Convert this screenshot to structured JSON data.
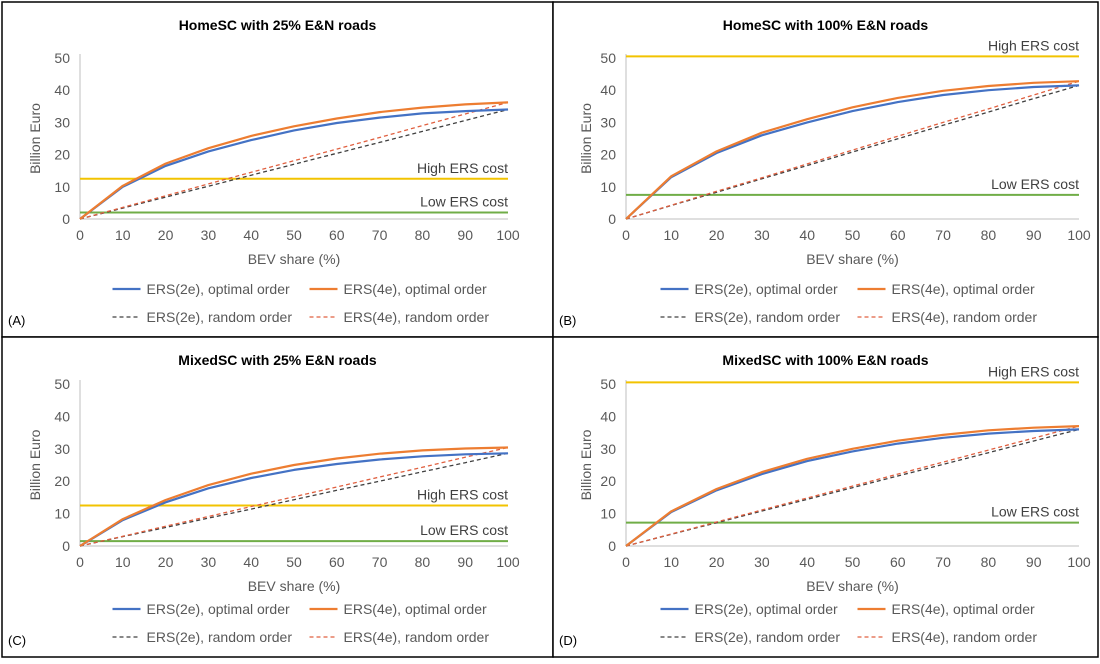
{
  "figure": {
    "legend": [
      {
        "label": "ERS(2e), optimal order",
        "color": "#4472c4",
        "style": "solid"
      },
      {
        "label": "ERS(4e), optimal order",
        "color": "#ed7d31",
        "style": "solid"
      },
      {
        "label": "ERS(2e), random order",
        "color": "#404040",
        "style": "dashed"
      },
      {
        "label": "ERS(4e), random order",
        "color": "#e06040",
        "style": "dashed"
      }
    ]
  },
  "chart_data": [
    {
      "type": "line",
      "panel": "(A)",
      "title": "HomeSC with 25% E&N roads",
      "xlabel": "BEV share (%)",
      "ylabel": "Billion Euro",
      "xlim": [
        0,
        100
      ],
      "ylim": [
        0,
        50
      ],
      "xticks": [
        0,
        10,
        20,
        30,
        40,
        50,
        60,
        70,
        80,
        90,
        100
      ],
      "yticks": [
        0,
        10,
        20,
        30,
        40,
        50
      ],
      "grid": false,
      "legend_position": "bottom",
      "x": [
        0,
        10,
        20,
        30,
        40,
        50,
        60,
        70,
        80,
        90,
        100
      ],
      "series": [
        {
          "name": "ERS(2e), optimal order",
          "values": [
            0,
            10,
            16.5,
            21,
            24.5,
            27.5,
            29.8,
            31.5,
            32.8,
            33.5,
            34
          ],
          "color": "#4472c4",
          "style": "solid"
        },
        {
          "name": "ERS(4e), optimal order",
          "values": [
            0,
            10.3,
            17.2,
            22,
            25.8,
            28.8,
            31.2,
            33.2,
            34.6,
            35.6,
            36.2
          ],
          "color": "#ed7d31",
          "style": "solid"
        },
        {
          "name": "ERS(2e), random order",
          "values": [
            0,
            3.4,
            6.8,
            10.2,
            13.6,
            17,
            20.4,
            23.8,
            27.2,
            30.6,
            34
          ],
          "color": "#404040",
          "style": "dashed"
        },
        {
          "name": "ERS(4e), random order",
          "values": [
            0,
            3.6,
            7.2,
            10.9,
            14.5,
            18.1,
            21.7,
            25.3,
            29,
            32.6,
            36.2
          ],
          "color": "#e06040",
          "style": "dashed"
        }
      ],
      "reference_lines": [
        {
          "label": "High ERS cost",
          "y": 12.5,
          "color": "#f2c300"
        },
        {
          "label": "Low ERS cost",
          "y": 2,
          "color": "#70ad47"
        }
      ]
    },
    {
      "type": "line",
      "panel": "(B)",
      "title": "HomeSC with 100% E&N roads",
      "xlabel": "BEV share (%)",
      "ylabel": "Billion Euro",
      "xlim": [
        0,
        100
      ],
      "ylim": [
        0,
        50
      ],
      "xticks": [
        0,
        10,
        20,
        30,
        40,
        50,
        60,
        70,
        80,
        90,
        100
      ],
      "yticks": [
        0,
        10,
        20,
        30,
        40,
        50
      ],
      "grid": false,
      "legend_position": "bottom",
      "x": [
        0,
        10,
        20,
        30,
        40,
        50,
        60,
        70,
        80,
        90,
        100
      ],
      "series": [
        {
          "name": "ERS(2e), optimal order",
          "values": [
            0,
            13,
            20.5,
            26,
            30,
            33.5,
            36.3,
            38.5,
            40,
            41,
            41.5
          ],
          "color": "#4472c4",
          "style": "solid"
        },
        {
          "name": "ERS(4e), optimal order",
          "values": [
            0,
            13.3,
            21,
            26.8,
            31,
            34.7,
            37.6,
            39.8,
            41.3,
            42.3,
            42.8
          ],
          "color": "#ed7d31",
          "style": "solid"
        },
        {
          "name": "ERS(2e), random order",
          "values": [
            0,
            4.2,
            8.3,
            12.5,
            16.6,
            20.8,
            24.9,
            29.1,
            33.2,
            37.4,
            41.5
          ],
          "color": "#404040",
          "style": "dashed"
        },
        {
          "name": "ERS(4e), random order",
          "values": [
            0,
            4.3,
            8.6,
            12.8,
            17.1,
            21.4,
            25.7,
            30,
            34.2,
            38.5,
            42.8
          ],
          "color": "#e06040",
          "style": "dashed"
        }
      ],
      "reference_lines": [
        {
          "label": "High ERS cost",
          "y": 50.5,
          "color": "#f2c300"
        },
        {
          "label": "Low ERS cost",
          "y": 7.5,
          "color": "#70ad47"
        }
      ]
    },
    {
      "type": "line",
      "panel": "(C)",
      "title": "MixedSC with 25% E&N roads",
      "xlabel": "BEV share (%)",
      "ylabel": "Billion Euro",
      "xlim": [
        0,
        100
      ],
      "ylim": [
        0,
        50
      ],
      "xticks": [
        0,
        10,
        20,
        30,
        40,
        50,
        60,
        70,
        80,
        90,
        100
      ],
      "yticks": [
        0,
        10,
        20,
        30,
        40,
        50
      ],
      "grid": false,
      "legend_position": "bottom",
      "x": [
        0,
        10,
        20,
        30,
        40,
        50,
        60,
        70,
        80,
        90,
        100
      ],
      "series": [
        {
          "name": "ERS(2e), optimal order",
          "values": [
            0,
            8,
            13.5,
            17.8,
            21,
            23.5,
            25.3,
            26.7,
            27.7,
            28.3,
            28.6
          ],
          "color": "#4472c4",
          "style": "solid"
        },
        {
          "name": "ERS(4e), optimal order",
          "values": [
            0,
            8.3,
            14.2,
            18.8,
            22.3,
            25,
            27,
            28.5,
            29.5,
            30.1,
            30.4
          ],
          "color": "#ed7d31",
          "style": "solid"
        },
        {
          "name": "ERS(2e), random order",
          "values": [
            0,
            2.9,
            5.7,
            8.6,
            11.4,
            14.3,
            17.2,
            20,
            22.9,
            25.7,
            28.6
          ],
          "color": "#404040",
          "style": "dashed"
        },
        {
          "name": "ERS(4e), random order",
          "values": [
            0,
            3,
            6.1,
            9.1,
            12.2,
            15.2,
            18.2,
            21.3,
            24.3,
            27.4,
            30.4
          ],
          "color": "#e06040",
          "style": "dashed"
        }
      ],
      "reference_lines": [
        {
          "label": "High ERS cost",
          "y": 12.5,
          "color": "#f2c300"
        },
        {
          "label": "Low ERS cost",
          "y": 1.5,
          "color": "#70ad47"
        }
      ]
    },
    {
      "type": "line",
      "panel": "(D)",
      "title": "MixedSC with 100% E&N roads",
      "xlabel": "BEV share (%)",
      "ylabel": "Billion Euro",
      "xlim": [
        0,
        100
      ],
      "ylim": [
        0,
        50
      ],
      "xticks": [
        0,
        10,
        20,
        30,
        40,
        50,
        60,
        70,
        80,
        90,
        100
      ],
      "yticks": [
        0,
        10,
        20,
        30,
        40,
        50
      ],
      "grid": false,
      "legend_position": "bottom",
      "x": [
        0,
        10,
        20,
        30,
        40,
        50,
        60,
        70,
        80,
        90,
        100
      ],
      "series": [
        {
          "name": "ERS(2e), optimal order",
          "values": [
            0,
            10.5,
            17.2,
            22.2,
            26.2,
            29.2,
            31.6,
            33.4,
            34.7,
            35.5,
            36
          ],
          "color": "#4472c4",
          "style": "solid"
        },
        {
          "name": "ERS(4e), optimal order",
          "values": [
            0,
            10.7,
            17.6,
            22.8,
            26.9,
            30,
            32.5,
            34.3,
            35.7,
            36.5,
            37
          ],
          "color": "#ed7d31",
          "style": "solid"
        },
        {
          "name": "ERS(2e), random order",
          "values": [
            0,
            3.6,
            7.2,
            10.8,
            14.4,
            18,
            21.6,
            25.2,
            28.8,
            32.4,
            36
          ],
          "color": "#404040",
          "style": "dashed"
        },
        {
          "name": "ERS(4e), random order",
          "values": [
            0,
            3.7,
            7.4,
            11.1,
            14.8,
            18.5,
            22.2,
            25.9,
            29.6,
            33.3,
            37
          ],
          "color": "#e06040",
          "style": "dashed"
        }
      ],
      "reference_lines": [
        {
          "label": "High ERS cost",
          "y": 50.5,
          "color": "#f2c300"
        },
        {
          "label": "Low ERS cost",
          "y": 7.2,
          "color": "#70ad47"
        }
      ]
    }
  ]
}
#####
Copy every line in the entries above that has the string "MixedSC" in it.

      "title": "MixedSC with 25% E&N roads",
      "title": "MixedSC with 100% E&N roads",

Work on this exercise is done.